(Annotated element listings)

────

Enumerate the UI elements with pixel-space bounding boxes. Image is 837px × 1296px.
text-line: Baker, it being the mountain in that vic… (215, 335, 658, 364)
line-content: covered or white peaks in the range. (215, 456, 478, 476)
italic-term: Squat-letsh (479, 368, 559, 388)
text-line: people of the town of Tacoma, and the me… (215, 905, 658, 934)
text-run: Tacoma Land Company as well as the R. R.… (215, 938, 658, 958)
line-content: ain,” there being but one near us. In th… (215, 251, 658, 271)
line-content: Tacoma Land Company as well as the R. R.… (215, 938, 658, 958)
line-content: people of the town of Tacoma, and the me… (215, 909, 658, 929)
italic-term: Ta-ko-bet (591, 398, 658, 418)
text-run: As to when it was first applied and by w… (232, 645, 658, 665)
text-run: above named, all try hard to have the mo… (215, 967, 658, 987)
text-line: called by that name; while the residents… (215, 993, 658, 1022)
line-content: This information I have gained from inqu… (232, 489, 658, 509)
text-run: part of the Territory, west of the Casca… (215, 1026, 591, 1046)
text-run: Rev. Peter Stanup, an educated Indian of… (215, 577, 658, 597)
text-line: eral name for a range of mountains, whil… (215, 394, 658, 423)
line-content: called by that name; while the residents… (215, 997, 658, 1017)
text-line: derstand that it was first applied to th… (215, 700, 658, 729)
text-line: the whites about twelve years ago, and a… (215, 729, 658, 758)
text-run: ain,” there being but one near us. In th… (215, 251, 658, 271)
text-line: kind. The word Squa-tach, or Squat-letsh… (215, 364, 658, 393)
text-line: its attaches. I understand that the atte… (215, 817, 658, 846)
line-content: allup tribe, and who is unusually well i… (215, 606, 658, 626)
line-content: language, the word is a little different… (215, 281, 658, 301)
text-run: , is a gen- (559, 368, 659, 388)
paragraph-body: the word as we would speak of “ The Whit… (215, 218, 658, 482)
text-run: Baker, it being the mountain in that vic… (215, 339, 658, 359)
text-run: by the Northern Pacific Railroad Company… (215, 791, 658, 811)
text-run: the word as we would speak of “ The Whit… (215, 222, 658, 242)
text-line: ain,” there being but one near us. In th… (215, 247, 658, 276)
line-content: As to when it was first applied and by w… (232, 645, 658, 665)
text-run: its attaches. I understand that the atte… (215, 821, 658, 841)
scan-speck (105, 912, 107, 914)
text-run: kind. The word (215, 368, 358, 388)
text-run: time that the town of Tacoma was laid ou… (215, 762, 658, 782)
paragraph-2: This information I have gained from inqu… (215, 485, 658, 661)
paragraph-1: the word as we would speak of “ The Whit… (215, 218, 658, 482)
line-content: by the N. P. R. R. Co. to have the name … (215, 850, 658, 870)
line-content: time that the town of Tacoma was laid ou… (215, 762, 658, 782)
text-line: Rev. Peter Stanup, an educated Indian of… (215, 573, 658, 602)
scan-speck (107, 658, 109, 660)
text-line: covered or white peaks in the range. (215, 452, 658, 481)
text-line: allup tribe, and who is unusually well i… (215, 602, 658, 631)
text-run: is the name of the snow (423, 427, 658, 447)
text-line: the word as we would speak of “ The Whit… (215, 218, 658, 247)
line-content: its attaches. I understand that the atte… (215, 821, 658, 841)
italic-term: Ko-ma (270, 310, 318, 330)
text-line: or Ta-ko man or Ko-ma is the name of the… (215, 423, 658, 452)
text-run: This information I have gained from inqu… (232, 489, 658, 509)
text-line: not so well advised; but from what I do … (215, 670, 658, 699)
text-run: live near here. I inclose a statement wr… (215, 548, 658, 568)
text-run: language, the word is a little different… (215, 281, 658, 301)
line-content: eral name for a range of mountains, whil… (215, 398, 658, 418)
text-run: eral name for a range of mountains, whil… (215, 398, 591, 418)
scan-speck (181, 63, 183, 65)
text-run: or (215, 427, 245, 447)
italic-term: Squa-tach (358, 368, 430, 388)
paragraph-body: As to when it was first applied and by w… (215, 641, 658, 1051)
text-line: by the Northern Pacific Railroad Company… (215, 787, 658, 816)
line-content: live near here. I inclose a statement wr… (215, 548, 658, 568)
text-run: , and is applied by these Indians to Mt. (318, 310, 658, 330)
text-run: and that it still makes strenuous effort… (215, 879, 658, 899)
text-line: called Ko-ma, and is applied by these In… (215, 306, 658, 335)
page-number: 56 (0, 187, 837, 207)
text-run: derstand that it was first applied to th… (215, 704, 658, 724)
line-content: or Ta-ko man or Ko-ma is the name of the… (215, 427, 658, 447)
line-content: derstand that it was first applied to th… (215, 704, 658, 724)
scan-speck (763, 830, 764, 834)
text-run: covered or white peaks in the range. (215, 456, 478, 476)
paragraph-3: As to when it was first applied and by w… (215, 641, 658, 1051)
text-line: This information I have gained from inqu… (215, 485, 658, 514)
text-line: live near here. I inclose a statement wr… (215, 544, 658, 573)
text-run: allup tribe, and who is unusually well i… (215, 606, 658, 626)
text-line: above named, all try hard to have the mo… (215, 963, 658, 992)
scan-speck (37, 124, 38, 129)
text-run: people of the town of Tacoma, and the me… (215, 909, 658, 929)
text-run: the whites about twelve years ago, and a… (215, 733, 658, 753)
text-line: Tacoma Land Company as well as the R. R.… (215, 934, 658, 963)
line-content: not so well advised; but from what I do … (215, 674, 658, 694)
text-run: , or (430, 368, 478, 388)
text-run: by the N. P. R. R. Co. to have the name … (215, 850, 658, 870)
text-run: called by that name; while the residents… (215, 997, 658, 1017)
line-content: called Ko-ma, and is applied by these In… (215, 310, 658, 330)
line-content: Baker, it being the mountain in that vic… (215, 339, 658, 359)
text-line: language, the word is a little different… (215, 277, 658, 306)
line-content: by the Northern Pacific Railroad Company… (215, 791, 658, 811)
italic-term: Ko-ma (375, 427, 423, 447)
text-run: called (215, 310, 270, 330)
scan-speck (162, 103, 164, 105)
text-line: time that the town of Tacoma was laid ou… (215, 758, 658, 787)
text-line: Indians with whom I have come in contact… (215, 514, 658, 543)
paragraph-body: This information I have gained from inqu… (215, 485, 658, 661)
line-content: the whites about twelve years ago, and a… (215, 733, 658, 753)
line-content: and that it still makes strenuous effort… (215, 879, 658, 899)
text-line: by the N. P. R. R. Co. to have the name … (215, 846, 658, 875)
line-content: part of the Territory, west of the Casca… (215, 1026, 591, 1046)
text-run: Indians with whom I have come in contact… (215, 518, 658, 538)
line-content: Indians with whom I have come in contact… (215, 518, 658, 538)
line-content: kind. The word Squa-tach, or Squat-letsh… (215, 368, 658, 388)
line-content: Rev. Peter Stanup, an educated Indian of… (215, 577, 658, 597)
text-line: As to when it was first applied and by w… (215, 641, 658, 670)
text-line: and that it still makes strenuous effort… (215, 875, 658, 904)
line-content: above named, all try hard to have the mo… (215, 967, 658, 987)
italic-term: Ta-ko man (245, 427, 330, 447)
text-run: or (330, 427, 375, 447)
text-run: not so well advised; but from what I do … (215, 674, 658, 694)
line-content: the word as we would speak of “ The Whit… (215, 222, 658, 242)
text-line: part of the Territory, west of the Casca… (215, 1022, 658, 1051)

────

* [Short exercise]:
Copy the lines of the records starting at the first line and ending at the line that contains "line-content: Tacoma Land", including both ends.

* [Finished answer]:
Enumerate the UI elements with pixel-space bounding boxes. Image is 837px × 1296px.
text-line: Baker, it being the mountain in that vic… (215, 335, 658, 364)
line-content: covered or white peaks in the range. (215, 456, 478, 476)
italic-term: Squat-letsh (479, 368, 559, 388)
text-line: people of the town of Tacoma, and the me… (215, 905, 658, 934)
text-run: Tacoma Land Company as well as the R. R.… (215, 938, 658, 958)
line-content: ain,” there being but one near us. In th… (215, 251, 658, 271)
line-content: Tacoma Land Company as well as the R. R.… (215, 938, 658, 958)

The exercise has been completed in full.